- **DATASET ENTRIES**:
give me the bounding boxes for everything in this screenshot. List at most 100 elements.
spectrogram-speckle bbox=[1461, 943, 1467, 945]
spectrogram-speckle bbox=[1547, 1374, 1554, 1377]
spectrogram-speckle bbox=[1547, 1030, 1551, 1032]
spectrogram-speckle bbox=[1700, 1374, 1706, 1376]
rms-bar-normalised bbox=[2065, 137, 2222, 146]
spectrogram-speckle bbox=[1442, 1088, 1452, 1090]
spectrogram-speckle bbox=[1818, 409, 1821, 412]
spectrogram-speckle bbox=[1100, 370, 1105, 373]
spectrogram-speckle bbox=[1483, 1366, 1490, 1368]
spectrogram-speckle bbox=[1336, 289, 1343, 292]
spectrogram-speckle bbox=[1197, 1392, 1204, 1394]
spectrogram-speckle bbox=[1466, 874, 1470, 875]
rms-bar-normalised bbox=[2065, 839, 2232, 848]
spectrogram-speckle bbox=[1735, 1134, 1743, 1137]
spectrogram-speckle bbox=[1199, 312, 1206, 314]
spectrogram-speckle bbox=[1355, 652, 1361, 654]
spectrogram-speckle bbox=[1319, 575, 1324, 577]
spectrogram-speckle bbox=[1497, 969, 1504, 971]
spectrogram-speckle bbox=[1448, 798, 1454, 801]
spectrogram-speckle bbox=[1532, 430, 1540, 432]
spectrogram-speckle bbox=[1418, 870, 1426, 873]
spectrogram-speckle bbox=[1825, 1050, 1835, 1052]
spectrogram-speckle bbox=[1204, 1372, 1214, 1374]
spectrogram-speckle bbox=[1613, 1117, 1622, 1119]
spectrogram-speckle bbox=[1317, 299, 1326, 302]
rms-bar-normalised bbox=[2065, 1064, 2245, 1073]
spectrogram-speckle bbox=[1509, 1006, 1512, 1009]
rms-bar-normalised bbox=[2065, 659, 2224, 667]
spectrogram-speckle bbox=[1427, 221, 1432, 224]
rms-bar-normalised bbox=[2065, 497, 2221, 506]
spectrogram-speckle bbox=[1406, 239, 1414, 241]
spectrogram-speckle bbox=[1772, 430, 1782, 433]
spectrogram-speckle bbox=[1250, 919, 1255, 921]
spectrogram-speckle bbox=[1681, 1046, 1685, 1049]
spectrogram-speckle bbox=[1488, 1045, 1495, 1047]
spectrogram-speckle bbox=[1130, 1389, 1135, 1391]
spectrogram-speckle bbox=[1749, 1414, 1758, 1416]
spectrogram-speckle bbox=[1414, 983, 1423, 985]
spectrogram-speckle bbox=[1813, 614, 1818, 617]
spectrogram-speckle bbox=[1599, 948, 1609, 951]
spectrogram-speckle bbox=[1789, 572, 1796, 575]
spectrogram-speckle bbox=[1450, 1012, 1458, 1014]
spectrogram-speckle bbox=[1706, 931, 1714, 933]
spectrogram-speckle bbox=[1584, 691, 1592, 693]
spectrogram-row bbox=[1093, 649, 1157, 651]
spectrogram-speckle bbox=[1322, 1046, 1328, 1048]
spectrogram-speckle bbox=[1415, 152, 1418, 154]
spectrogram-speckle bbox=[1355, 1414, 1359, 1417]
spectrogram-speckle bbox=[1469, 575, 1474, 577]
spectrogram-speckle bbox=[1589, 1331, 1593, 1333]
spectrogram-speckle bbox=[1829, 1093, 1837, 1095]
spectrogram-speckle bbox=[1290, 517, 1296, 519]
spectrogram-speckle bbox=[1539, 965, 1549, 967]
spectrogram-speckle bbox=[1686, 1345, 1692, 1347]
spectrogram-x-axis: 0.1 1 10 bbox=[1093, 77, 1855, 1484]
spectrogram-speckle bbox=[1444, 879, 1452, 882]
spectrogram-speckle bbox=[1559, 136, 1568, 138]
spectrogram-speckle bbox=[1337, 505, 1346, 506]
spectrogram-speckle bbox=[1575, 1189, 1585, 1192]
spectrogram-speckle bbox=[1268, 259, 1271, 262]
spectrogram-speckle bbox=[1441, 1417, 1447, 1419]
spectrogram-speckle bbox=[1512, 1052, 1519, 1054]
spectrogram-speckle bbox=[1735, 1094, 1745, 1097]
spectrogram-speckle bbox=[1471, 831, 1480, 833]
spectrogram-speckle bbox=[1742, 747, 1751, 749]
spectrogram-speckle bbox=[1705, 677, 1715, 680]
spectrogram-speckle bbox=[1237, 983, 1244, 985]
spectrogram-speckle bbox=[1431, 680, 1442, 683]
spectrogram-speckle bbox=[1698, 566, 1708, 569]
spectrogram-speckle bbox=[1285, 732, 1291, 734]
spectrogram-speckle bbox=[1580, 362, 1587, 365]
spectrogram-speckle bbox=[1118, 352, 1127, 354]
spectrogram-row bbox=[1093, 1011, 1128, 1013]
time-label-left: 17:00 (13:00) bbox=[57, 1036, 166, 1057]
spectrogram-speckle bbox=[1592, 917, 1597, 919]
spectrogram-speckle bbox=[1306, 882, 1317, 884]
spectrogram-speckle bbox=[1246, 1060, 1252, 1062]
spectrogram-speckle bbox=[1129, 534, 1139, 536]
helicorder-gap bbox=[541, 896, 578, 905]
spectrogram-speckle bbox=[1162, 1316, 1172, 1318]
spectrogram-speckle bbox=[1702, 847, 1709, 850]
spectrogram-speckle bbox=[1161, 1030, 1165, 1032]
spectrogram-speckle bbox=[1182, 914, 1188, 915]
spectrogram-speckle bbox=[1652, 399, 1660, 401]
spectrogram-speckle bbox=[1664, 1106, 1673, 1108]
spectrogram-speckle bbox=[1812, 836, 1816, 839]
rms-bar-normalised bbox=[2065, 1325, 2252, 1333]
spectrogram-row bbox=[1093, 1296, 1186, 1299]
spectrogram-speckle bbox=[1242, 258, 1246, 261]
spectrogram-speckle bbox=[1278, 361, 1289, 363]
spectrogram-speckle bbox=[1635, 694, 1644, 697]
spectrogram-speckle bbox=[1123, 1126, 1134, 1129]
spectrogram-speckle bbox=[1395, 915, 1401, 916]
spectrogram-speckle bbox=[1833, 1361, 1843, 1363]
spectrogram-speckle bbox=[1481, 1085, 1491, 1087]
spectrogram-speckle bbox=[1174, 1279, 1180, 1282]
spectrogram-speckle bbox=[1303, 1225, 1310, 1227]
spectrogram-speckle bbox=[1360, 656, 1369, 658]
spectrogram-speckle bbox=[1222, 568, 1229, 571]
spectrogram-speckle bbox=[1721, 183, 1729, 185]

- **YOUR OBJECTIVE**:
Copy the items above line for line, keeping every character unchanged.

- **ANSWER TO THIS EXERCISE**:
give me the bounding boxes for everything in this screenshot. List at most 100 elements.
spectrogram-speckle bbox=[1461, 943, 1467, 945]
spectrogram-speckle bbox=[1547, 1374, 1554, 1377]
spectrogram-speckle bbox=[1547, 1030, 1551, 1032]
spectrogram-speckle bbox=[1700, 1374, 1706, 1376]
rms-bar-normalised bbox=[2065, 137, 2222, 146]
spectrogram-speckle bbox=[1442, 1088, 1452, 1090]
spectrogram-speckle bbox=[1818, 409, 1821, 412]
spectrogram-speckle bbox=[1100, 370, 1105, 373]
spectrogram-speckle bbox=[1483, 1366, 1490, 1368]
spectrogram-speckle bbox=[1336, 289, 1343, 292]
spectrogram-speckle bbox=[1197, 1392, 1204, 1394]
spectrogram-speckle bbox=[1466, 874, 1470, 875]
rms-bar-normalised bbox=[2065, 839, 2232, 848]
spectrogram-speckle bbox=[1735, 1134, 1743, 1137]
spectrogram-speckle bbox=[1199, 312, 1206, 314]
spectrogram-speckle bbox=[1355, 652, 1361, 654]
spectrogram-speckle bbox=[1319, 575, 1324, 577]
spectrogram-speckle bbox=[1497, 969, 1504, 971]
spectrogram-speckle bbox=[1448, 798, 1454, 801]
spectrogram-speckle bbox=[1532, 430, 1540, 432]
spectrogram-speckle bbox=[1418, 870, 1426, 873]
spectrogram-speckle bbox=[1825, 1050, 1835, 1052]
spectrogram-speckle bbox=[1204, 1372, 1214, 1374]
spectrogram-speckle bbox=[1613, 1117, 1622, 1119]
spectrogram-speckle bbox=[1317, 299, 1326, 302]
rms-bar-normalised bbox=[2065, 1064, 2245, 1073]
spectrogram-speckle bbox=[1509, 1006, 1512, 1009]
rms-bar-normalised bbox=[2065, 659, 2224, 667]
spectrogram-speckle bbox=[1427, 221, 1432, 224]
rms-bar-normalised bbox=[2065, 497, 2221, 506]
spectrogram-speckle bbox=[1406, 239, 1414, 241]
spectrogram-speckle bbox=[1772, 430, 1782, 433]
spectrogram-speckle bbox=[1250, 919, 1255, 921]
spectrogram-speckle bbox=[1681, 1046, 1685, 1049]
spectrogram-speckle bbox=[1488, 1045, 1495, 1047]
spectrogram-speckle bbox=[1130, 1389, 1135, 1391]
spectrogram-speckle bbox=[1749, 1414, 1758, 1416]
spectrogram-speckle bbox=[1414, 983, 1423, 985]
spectrogram-speckle bbox=[1813, 614, 1818, 617]
spectrogram-speckle bbox=[1599, 948, 1609, 951]
spectrogram-speckle bbox=[1789, 572, 1796, 575]
spectrogram-speckle bbox=[1450, 1012, 1458, 1014]
spectrogram-speckle bbox=[1706, 931, 1714, 933]
spectrogram-speckle bbox=[1584, 691, 1592, 693]
spectrogram-row bbox=[1093, 649, 1157, 651]
spectrogram-speckle bbox=[1322, 1046, 1328, 1048]
spectrogram-speckle bbox=[1415, 152, 1418, 154]
spectrogram-speckle bbox=[1355, 1414, 1359, 1417]
spectrogram-speckle bbox=[1469, 575, 1474, 577]
spectrogram-speckle bbox=[1589, 1331, 1593, 1333]
spectrogram-speckle bbox=[1829, 1093, 1837, 1095]
spectrogram-speckle bbox=[1290, 517, 1296, 519]
spectrogram-speckle bbox=[1539, 965, 1549, 967]
spectrogram-speckle bbox=[1686, 1345, 1692, 1347]
spectrogram-x-axis: 0.1 1 10 bbox=[1093, 77, 1855, 1484]
spectrogram-speckle bbox=[1444, 879, 1452, 882]
spectrogram-speckle bbox=[1559, 136, 1568, 138]
spectrogram-speckle bbox=[1337, 505, 1346, 506]
spectrogram-speckle bbox=[1575, 1189, 1585, 1192]
spectrogram-speckle bbox=[1268, 259, 1271, 262]
spectrogram-speckle bbox=[1441, 1417, 1447, 1419]
spectrogram-speckle bbox=[1512, 1052, 1519, 1054]
spectrogram-speckle bbox=[1735, 1094, 1745, 1097]
spectrogram-speckle bbox=[1471, 831, 1480, 833]
spectrogram-speckle bbox=[1742, 747, 1751, 749]
spectrogram-speckle bbox=[1705, 677, 1715, 680]
spectrogram-speckle bbox=[1237, 983, 1244, 985]
spectrogram-speckle bbox=[1431, 680, 1442, 683]
spectrogram-speckle bbox=[1698, 566, 1708, 569]
spectrogram-speckle bbox=[1285, 732, 1291, 734]
spectrogram-speckle bbox=[1580, 362, 1587, 365]
spectrogram-speckle bbox=[1118, 352, 1127, 354]
spectrogram-row bbox=[1093, 1011, 1128, 1013]
time-label-left: 17:00 (13:00) bbox=[57, 1036, 166, 1057]
spectrogram-speckle bbox=[1592, 917, 1597, 919]
spectrogram-speckle bbox=[1306, 882, 1317, 884]
spectrogram-speckle bbox=[1246, 1060, 1252, 1062]
spectrogram-speckle bbox=[1129, 534, 1139, 536]
helicorder-gap bbox=[541, 896, 578, 905]
spectrogram-speckle bbox=[1162, 1316, 1172, 1318]
spectrogram-speckle bbox=[1702, 847, 1709, 850]
spectrogram-speckle bbox=[1161, 1030, 1165, 1032]
spectrogram-speckle bbox=[1182, 914, 1188, 915]
spectrogram-speckle bbox=[1652, 399, 1660, 401]
spectrogram-speckle bbox=[1664, 1106, 1673, 1108]
spectrogram-speckle bbox=[1812, 836, 1816, 839]
rms-bar-normalised bbox=[2065, 1325, 2252, 1333]
spectrogram-row bbox=[1093, 1296, 1186, 1299]
spectrogram-speckle bbox=[1242, 258, 1246, 261]
spectrogram-speckle bbox=[1278, 361, 1289, 363]
spectrogram-speckle bbox=[1635, 694, 1644, 697]
spectrogram-speckle bbox=[1123, 1126, 1134, 1129]
spectrogram-speckle bbox=[1395, 915, 1401, 916]
spectrogram-speckle bbox=[1833, 1361, 1843, 1363]
spectrogram-speckle bbox=[1481, 1085, 1491, 1087]
spectrogram-speckle bbox=[1174, 1279, 1180, 1282]
spectrogram-speckle bbox=[1303, 1225, 1310, 1227]
spectrogram-speckle bbox=[1360, 656, 1369, 658]
spectrogram-speckle bbox=[1222, 568, 1229, 571]
spectrogram-speckle bbox=[1721, 183, 1729, 185]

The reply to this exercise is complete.